**Material shown**

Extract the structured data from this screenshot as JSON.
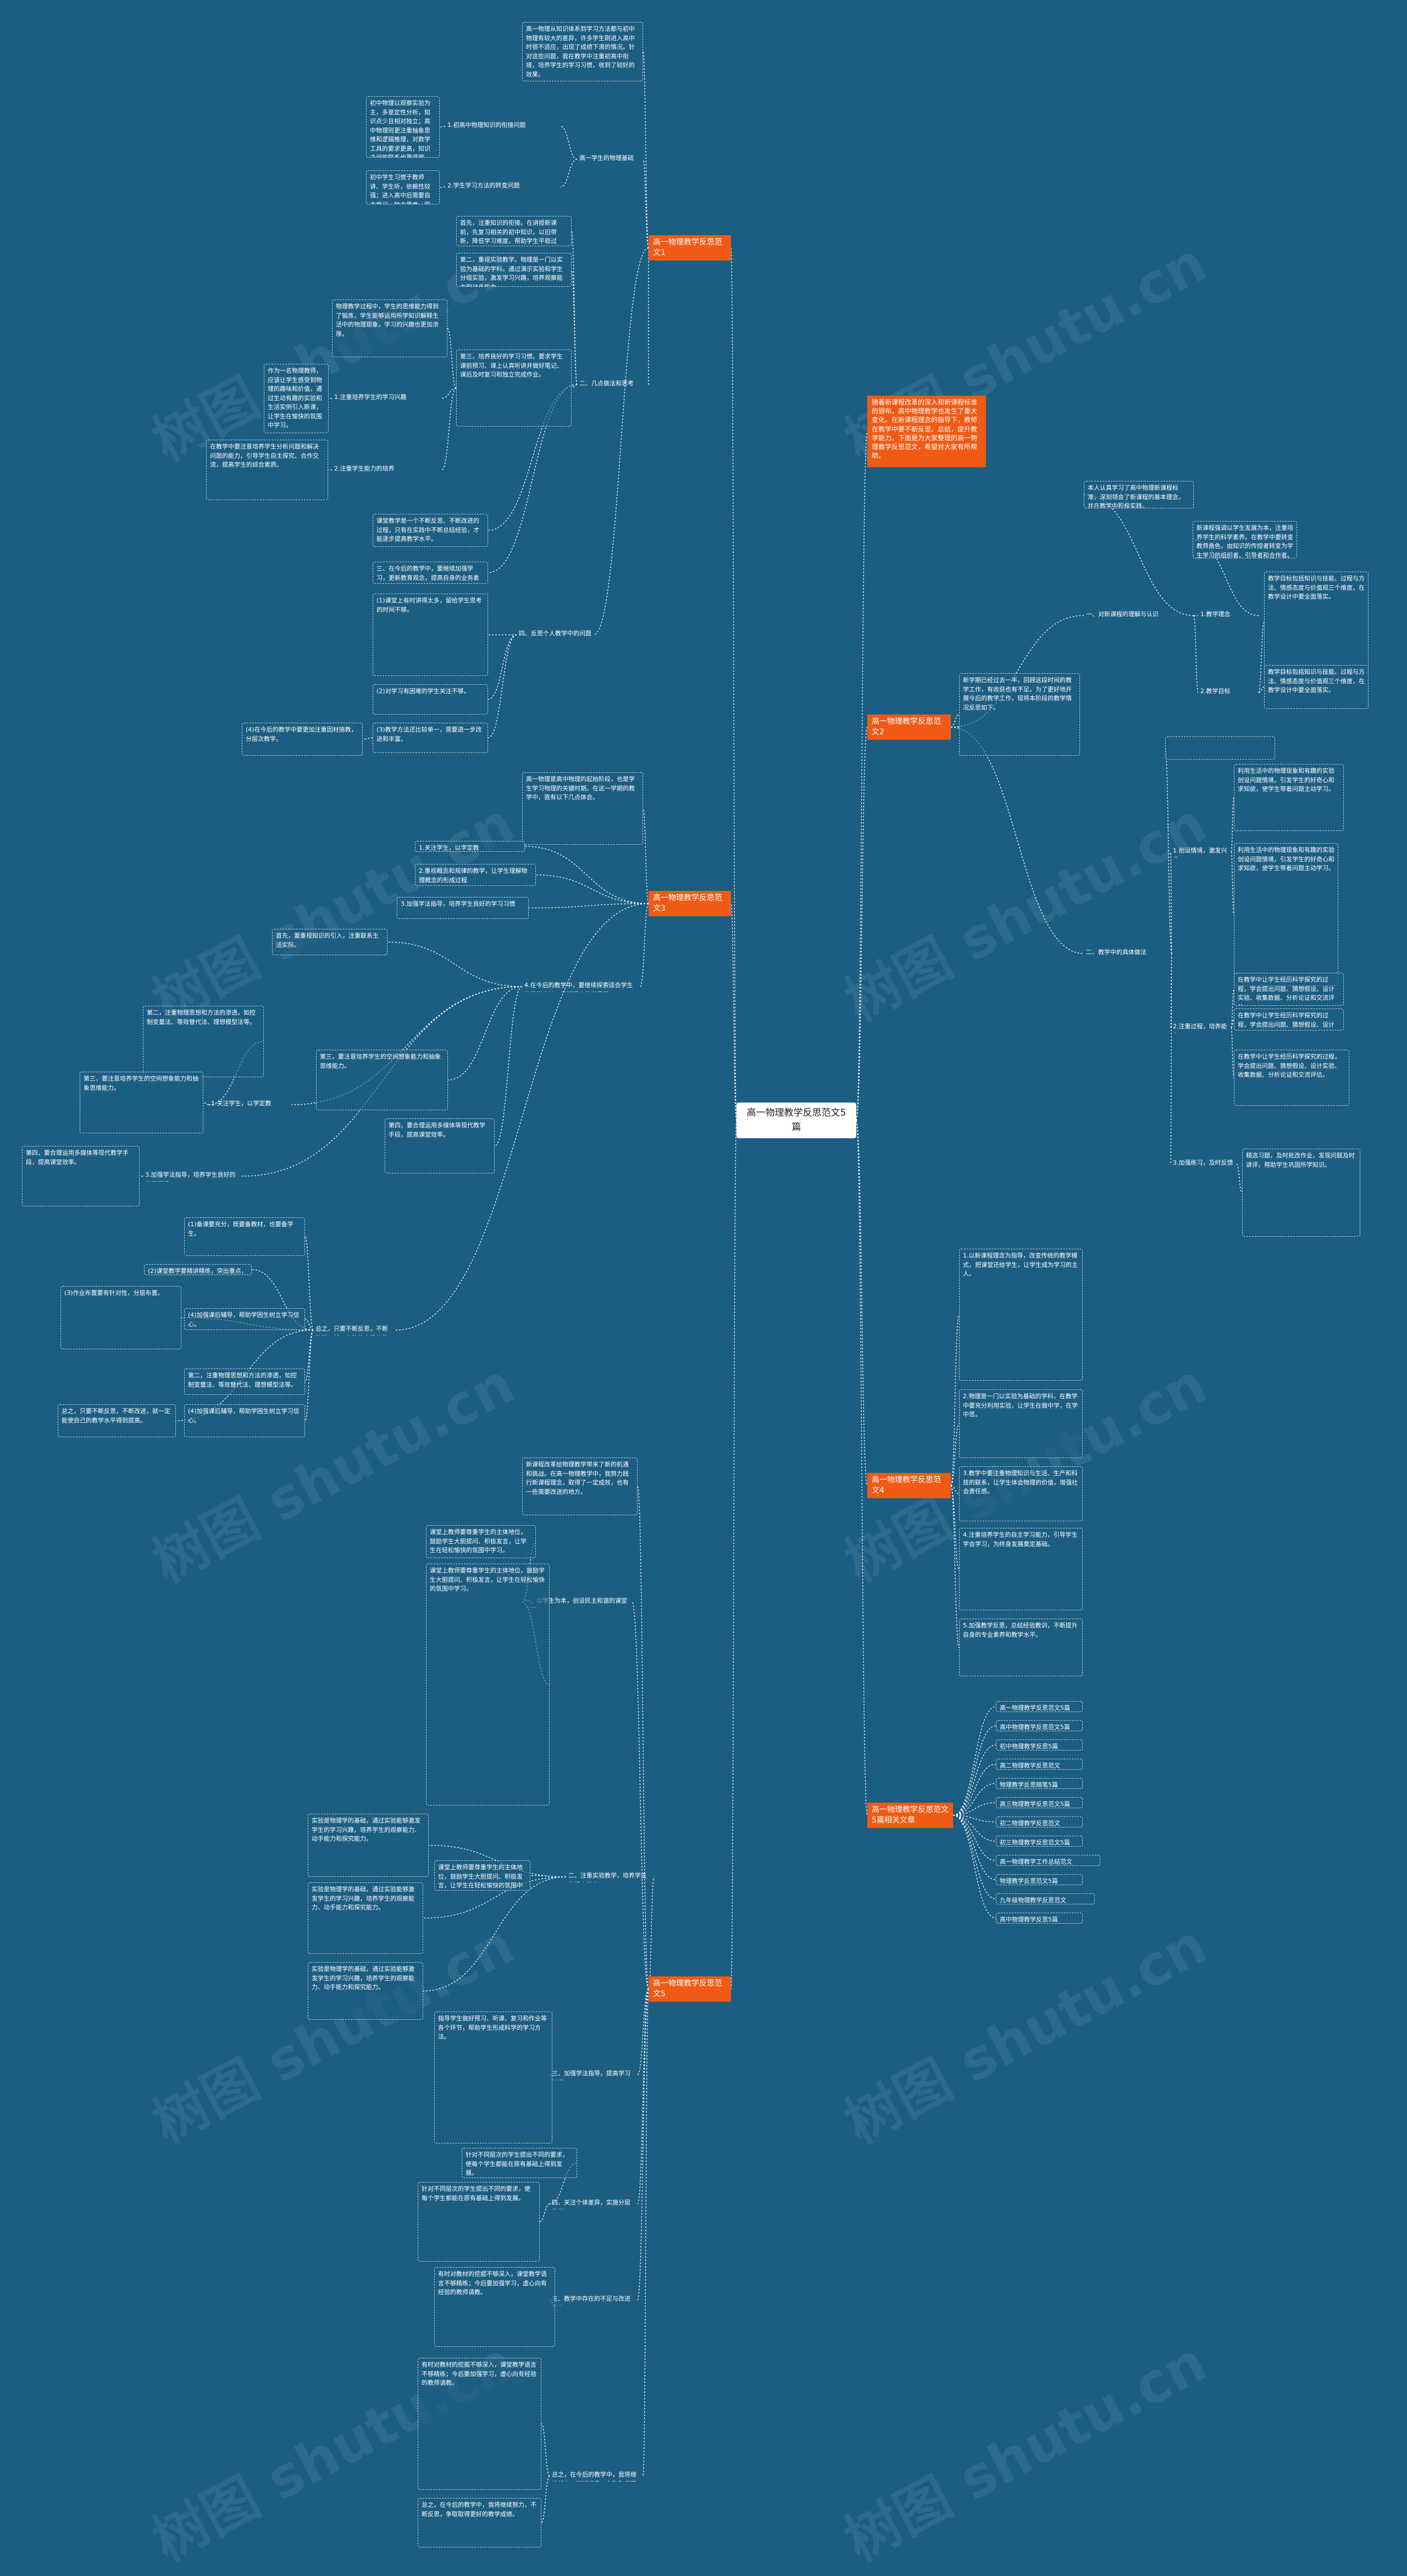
{
  "root": "高一物理教学反思范文5篇",
  "sections": {
    "s1": "高一物理教学反思范文1",
    "s2": "高一物理教学反思范文2",
    "s3": "高一物理教学反思范文3",
    "s4": "高一物理教学反思范文4",
    "s5": "高一物理教学反思范文5",
    "related": "高一物理教学反思范文5篇相关文章",
    "intro": "随着新课程改革的深入和新课程标准的颁布，高中物理教学也发生了重大变化。在新课程理念的指导下，教师在教学中要不断反思、总结，提升教学能力。下面是为大家整理的高一物理教学反思范文，希望对大家有所帮助。"
  },
  "s1": {
    "intro": "高一物理从知识体系到学习方法都与初中物理有较大的差异，许多学生刚进入高中时很不适应，出现了成绩下滑的情况。针对这些问题，我在教学中注重初高中衔接，培养学生的学习习惯，收到了较好的效果。",
    "heading": "高一学生的物理基础",
    "b1": "1.初高中物理知识的衔接问题",
    "b2": "2.学生学习方法的转变问题",
    "t1": "初中物理以观察实验为主，多是定性分析，知识点少且相对独立；高中物理则更注重抽象思维和逻辑推理，对数学工具的要求更高，知识之间的联系也更紧密。",
    "t2": "初中学生习惯于教师讲、学生听，依赖性较强；进入高中后需要自主学习、独立思考，很多学生一时难以适应。",
    "ways": "二、几点做法和思考",
    "w1": "首先，注重知识的衔接。在讲授新课前，先复习相关的初中知识，以旧带新，降低学习难度，帮助学生平稳过渡。",
    "w2": "第二，重视实验教学。物理是一门以实验为基础的学科，通过演示实验和学生分组实验，激发学习兴趣，培养观察能力和动手能力。",
    "w3": "第三，培养良好的学习习惯。要求学生课前预习、课上认真听讲并做好笔记、课后及时复习和独立完成作业。",
    "w4": "物理教学过程中，学生的思维能力得到了锻炼，学生能够运用所学知识解释生活中的物理现象，学习的兴趣也更加浓厚。",
    "w5": "1.注重培养学生的学习兴趣",
    "w5t": "作为一名物理教师，应该让学生感受到物理的趣味和价值，通过生动有趣的实验和生活实例引入新课，让学生在愉快的氛围中学习。",
    "w6": "2.注重学生能力的培养",
    "w6t": "在教学中要注意培养学生分析问题和解决问题的能力，引导学生自主探究、合作交流，提高学生的综合素质。",
    "note1": "课堂教学是一个不断反思、不断改进的过程，只有在实践中不断总结经验，才能逐步提高教学水平。",
    "note2": "三、在今后的教学中，要继续加强学习，更新教育观念，提高自身的业务素质，努力使自己的教学更加完善。",
    "reflect": "四、反思个人教学中的问题",
    "r1": "(1)课堂上有时讲得太多，留给学生思考的时间不够。",
    "r2": "(2)对学习有困难的学生关注不够。",
    "r3": "(3)教学方法还比较单一，需要进一步改进和丰富。",
    "r4": "(4)在今后的教学中要更加注重因材施教，分层次教学。"
  },
  "s2": {
    "intro": "新学期已经过去一半，回顾这段时间的教学工作，有收获也有不足。为了更好地开展今后的教学工作，现将本阶段的教学情况反思如下。",
    "h1": "一、对新课程的理解与认识",
    "h1t": "本人认真学习了高中物理新课程标准，深刻领会了新课程的基本理念，并在教学中积极实践。",
    "h2": "1.教学理念",
    "h2t": "新课程强调以学生发展为本，注重培养学生的科学素养。在教学中要转变教师角色，由知识的传授者转变为学生学习的组织者、引导者和合作者。",
    "h3": "2.教学目标",
    "h3t": "教学目标包括知识与技能、过程与方法、情感态度与价值观三个维度，在教学设计中要全面落实。",
    "h4": "二、教学中的具体做法",
    "h4a": "1.创设情境，激发兴趣",
    "h4at": "利用生活中的物理现象和有趣的实验创设问题情境，引发学生的好奇心和求知欲，使学生带着问题主动学习。",
    "h4b": "2.注重过程，培养能力",
    "h4bt": "在教学中让学生经历科学探究的过程，学会提出问题、猜想假设、设计实验、收集数据、分析论证和交流评估。",
    "h4c": "3.加强练习，及时反馈",
    "h4ct": "精选习题，及时批改作业，发现问题及时讲评，帮助学生巩固所学知识。",
    "h5": "三、存在的问题和改进措施",
    "h5t": "部分学生基础薄弱，学习主动性不强；在今后的教学中要加强个别辅导，关注每一位学生的成长。"
  },
  "s3": {
    "intro": "高一物理是高中物理的起始阶段，也是学生学习物理的关键时期。在这一学期的教学中，我有以下几点体会。",
    "p1": "1.关注学生，以学定教",
    "p2": "2.重视概念和规律的教学，让学生理解物理概念的形成过程",
    "p3": "3.加强学法指导，培养学生良好的学习习惯",
    "q1": "首先，要重视知识的引入，注重联系生活实际。",
    "q2": "第二，注重物理思想和方法的渗透，如控制变量法、等效替代法、理想模型法等。",
    "q3": "第三，要注意培养学生的空间想象能力和抽象思维能力。",
    "q4": "第四，要合理运用多媒体等现代教学手段，提高课堂效率。",
    "q5": "4.在今后的教学中，要继续探索适合学生的教学方法，不断提高教学质量。",
    "r1": "(1)备课要充分，既要备教材，也要备学生。",
    "r2": "(2)课堂教学要精讲精练，突出重点，突破难点。",
    "r3": "(3)作业布置要有针对性，分层布置。",
    "r4": "(4)加强课后辅导，帮助学困生树立学习信心。",
    "end": "总之，只要不断反思，不断改进，就一定能使自己的教学水平得到提高。"
  },
  "s4": {
    "p1": "1.以新课程理念为指导，改变传统的教学模式，把课堂还给学生，让学生成为学习的主人。",
    "p2": "2.物理是一门以实验为基础的学科，在教学中要充分利用实验，让学生在做中学，在学中思。",
    "p3": "3.教学中要注重物理知识与生活、生产和科技的联系，让学生体会物理的价值，增强社会责任感。",
    "p4": "4.注重培养学生的自主学习能力，引导学生学会学习，为终身发展奠定基础。",
    "p5": "5.加强教学反思，总结经验教训，不断提升自身的专业素养和教学水平。"
  },
  "s5": {
    "intro": "新课程改革给物理教学带来了新的机遇和挑战。在高一物理教学中，我努力践行新课程理念，取得了一定成效，也有一些需要改进的地方。",
    "h1": "一、以学生为本，创设民主和谐的课堂氛围",
    "h1t": "课堂上教师要尊重学生的主体地位，鼓励学生大胆提问、积极发言，让学生在轻松愉快的氛围中学习。",
    "h2": "二、注重实验教学，培养学生的探究能力",
    "h2t": "实验是物理学的基础，通过实验能够激发学生的学习兴趣，培养学生的观察能力、动手能力和探究能力。",
    "h3": "三、加强学法指导，提高学习效率",
    "h3t": "指导学生做好预习、听课、复习和作业等各个环节，帮助学生形成科学的学习方法。",
    "h4": "四、关注个体差异，实施分层教学",
    "h4t": "针对不同层次的学生提出不同的要求，使每个学生都能在原有基础上得到发展。",
    "h5": "五、教学中存在的不足与改进措施",
    "h5t": "有时对教材的挖掘不够深入，课堂教学语言不够精练；今后要加强学习，虚心向有经验的教师请教。",
    "end": "总之，在今后的教学中，我将继续努力，不断反思，争取取得更好的教学成绩。"
  },
  "related": [
    "高一物理教学反思范文5篇",
    "高中物理教学反思范文5篇",
    "初中物理教学反思5篇",
    "高二物理教学反思范文",
    "物理教学反思随笔5篇",
    "高三物理教学反思范文5篇",
    "初二物理教学反思范文",
    "初三物理教学反思范文5篇",
    "高一物理教学工作总结范文",
    "物理教学反思范文5篇",
    "九年级物理教学反思范文",
    "高中物理教学反思5篇"
  ],
  "watermark": "树图 shutu.cn",
  "colors": {
    "background": "#1c5e82",
    "section": "#f05a14",
    "root": "#ffffff",
    "line": "#ffffff"
  }
}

**Exercise goal**
Output the records above exactly as they are, leaving out the pictures.

**Output for this task**
Extract the structured data from this screenshot as JSON.
{
  "root": "高一物理教学反思范文5篇",
  "sections": {
    "s1": "高一物理教学反思范文1",
    "s2": "高一物理教学反思范文2",
    "s3": "高一物理教学反思范文3",
    "s4": "高一物理教学反思范文4",
    "s5": "高一物理教学反思范文5",
    "related": "高一物理教学反思范文5篇相关文章",
    "intro": "随着新课程改革的深入和新课程标准的颁布，高中物理教学也发生了重大变化。在新课程理念的指导下，教师在教学中要不断反思、总结，提升教学能力。下面是为大家整理的高一物理教学反思范文，希望对大家有所帮助。"
  },
  "s1": {
    "intro": "高一物理从知识体系到学习方法都与初中物理有较大的差异，许多学生刚进入高中时很不适应，出现了成绩下滑的情况。针对这些问题，我在教学中注重初高中衔接，培养学生的学习习惯，收到了较好的效果。",
    "heading": "高一学生的物理基础",
    "b1": "1.初高中物理知识的衔接问题",
    "b2": "2.学生学习方法的转变问题",
    "t1": "初中物理以观察实验为主，多是定性分析，知识点少且相对独立；高中物理则更注重抽象思维和逻辑推理，对数学工具的要求更高，知识之间的联系也更紧密。",
    "t2": "初中学生习惯于教师讲、学生听，依赖性较强；进入高中后需要自主学习、独立思考，很多学生一时难以适应。",
    "ways": "二、几点做法和思考",
    "w1": "首先，注重知识的衔接。在讲授新课前，先复习相关的初中知识，以旧带新，降低学习难度，帮助学生平稳过渡。",
    "w2": "第二，重视实验教学。物理是一门以实验为基础的学科，通过演示实验和学生分组实验，激发学习兴趣，培养观察能力和动手能力。",
    "w3": "第三，培养良好的学习习惯。要求学生课前预习、课上认真听讲并做好笔记、课后及时复习和独立完成作业。",
    "w4": "物理教学过程中，学生的思维能力得到了锻炼，学生能够运用所学知识解释生活中的物理现象，学习的兴趣也更加浓厚。",
    "w5": "1.注重培养学生的学习兴趣",
    "w5t": "作为一名物理教师，应该让学生感受到物理的趣味和价值，通过生动有趣的实验和生活实例引入新课，让学生在愉快的氛围中学习。",
    "w6": "2.注重学生能力的培养",
    "w6t": "在教学中要注意培养学生分析问题和解决问题的能力，引导学生自主探究、合作交流，提高学生的综合素质。",
    "note1": "课堂教学是一个不断反思、不断改进的过程，只有在实践中不断总结经验，才能逐步提高教学水平。",
    "note2": "三、在今后的教学中，要继续加强学习，更新教育观念，提高自身的业务素质，努力使自己的教学更加完善。",
    "reflect": "四、反思个人教学中的问题",
    "r1": "(1)课堂上有时讲得太多，留给学生思考的时间不够。",
    "r2": "(2)对学习有困难的学生关注不够。",
    "r3": "(3)教学方法还比较单一，需要进一步改进和丰富。",
    "r4": "(4)在今后的教学中要更加注重因材施教，分层次教学。"
  },
  "s2": {
    "intro": "新学期已经过去一半，回顾这段时间的教学工作，有收获也有不足。为了更好地开展今后的教学工作，现将本阶段的教学情况反思如下。",
    "h1": "一、对新课程的理解与认识",
    "h1t": "本人认真学习了高中物理新课程标准，深刻领会了新课程的基本理念，并在教学中积极实践。",
    "h2": "1.教学理念",
    "h2t": "新课程强调以学生发展为本，注重培养学生的科学素养。在教学中要转变教师角色，由知识的传授者转变为学生学习的组织者、引导者和合作者。",
    "h3": "2.教学目标",
    "h3t": "教学目标包括知识与技能、过程与方法、情感态度与价值观三个维度，在教学设计中要全面落实。",
    "h4": "二、教学中的具体做法",
    "h4a": "1.创设情境，激发兴趣",
    "h4at": "利用生活中的物理现象和有趣的实验创设问题情境，引发学生的好奇心和求知欲，使学生带着问题主动学习。",
    "h4b": "2.注重过程，培养能力",
    "h4bt": "在教学中让学生经历科学探究的过程，学会提出问题、猜想假设、设计实验、收集数据、分析论证和交流评估。",
    "h4c": "3.加强练习，及时反馈",
    "h4ct": "精选习题，及时批改作业，发现问题及时讲评，帮助学生巩固所学知识。",
    "h5": "三、存在的问题和改进措施",
    "h5t": "部分学生基础薄弱，学习主动性不强；在今后的教学中要加强个别辅导，关注每一位学生的成长。"
  },
  "s3": {
    "intro": "高一物理是高中物理的起始阶段，也是学生学习物理的关键时期。在这一学期的教学中，我有以下几点体会。",
    "p1": "1.关注学生，以学定教",
    "p2": "2.重视概念和规律的教学，让学生理解物理概念的形成过程",
    "p3": "3.加强学法指导，培养学生良好的学习习惯",
    "q1": "首先，要重视知识的引入，注重联系生活实际。",
    "q2": "第二，注重物理思想和方法的渗透，如控制变量法、等效替代法、理想模型法等。",
    "q3": "第三，要注意培养学生的空间想象能力和抽象思维能力。",
    "q4": "第四，要合理运用多媒体等现代教学手段，提高课堂效率。",
    "q5": "4.在今后的教学中，要继续探索适合学生的教学方法，不断提高教学质量。",
    "r1": "(1)备课要充分，既要备教材，也要备学生。",
    "r2": "(2)课堂教学要精讲精练，突出重点，突破难点。",
    "r3": "(3)作业布置要有针对性，分层布置。",
    "r4": "(4)加强课后辅导，帮助学困生树立学习信心。",
    "end": "总之，只要不断反思，不断改进，就一定能使自己的教学水平得到提高。"
  },
  "s4": {
    "p1": "1.以新课程理念为指导，改变传统的教学模式，把课堂还给学生，让学生成为学习的主人。",
    "p2": "2.物理是一门以实验为基础的学科，在教学中要充分利用实验，让学生在做中学，在学中思。",
    "p3": "3.教学中要注重物理知识与生活、生产和科技的联系，让学生体会物理的价值，增强社会责任感。",
    "p4": "4.注重培养学生的自主学习能力，引导学生学会学习，为终身发展奠定基础。",
    "p5": "5.加强教学反思，总结经验教训，不断提升自身的专业素养和教学水平。"
  },
  "s5": {
    "intro": "新课程改革给物理教学带来了新的机遇和挑战。在高一物理教学中，我努力践行新课程理念，取得了一定成效，也有一些需要改进的地方。",
    "h1": "一、以学生为本，创设民主和谐的课堂氛围",
    "h1t": "课堂上教师要尊重学生的主体地位，鼓励学生大胆提问、积极发言，让学生在轻松愉快的氛围中学习。",
    "h2": "二、注重实验教学，培养学生的探究能力",
    "h2t": "实验是物理学的基础，通过实验能够激发学生的学习兴趣，培养学生的观察能力、动手能力和探究能力。",
    "h3": "三、加强学法指导，提高学习效率",
    "h3t": "指导学生做好预习、听课、复习和作业等各个环节，帮助学生形成科学的学习方法。",
    "h4": "四、关注个体差异，实施分层教学",
    "h4t": "针对不同层次的学生提出不同的要求，使每个学生都能在原有基础上得到发展。",
    "h5": "五、教学中存在的不足与改进措施",
    "h5t": "有时对教材的挖掘不够深入，课堂教学语言不够精练；今后要加强学习，虚心向有经验的教师请教。",
    "end": "总之，在今后的教学中，我将继续努力，不断反思，争取取得更好的教学成绩。"
  },
  "related": [
    "高一物理教学反思范文5篇",
    "高中物理教学反思范文5篇",
    "初中物理教学反思5篇",
    "高二物理教学反思范文",
    "物理教学反思随笔5篇",
    "高三物理教学反思范文5篇",
    "初二物理教学反思范文",
    "初三物理教学反思范文5篇",
    "高一物理教学工作总结范文",
    "物理教学反思范文5篇",
    "九年级物理教学反思范文",
    "高中物理教学反思5篇"
  ],
  "watermark": "树图 shutu.cn",
  "colors": {
    "background": "#1c5e82",
    "section": "#f05a14",
    "root": "#ffffff",
    "line": "#ffffff"
  }
}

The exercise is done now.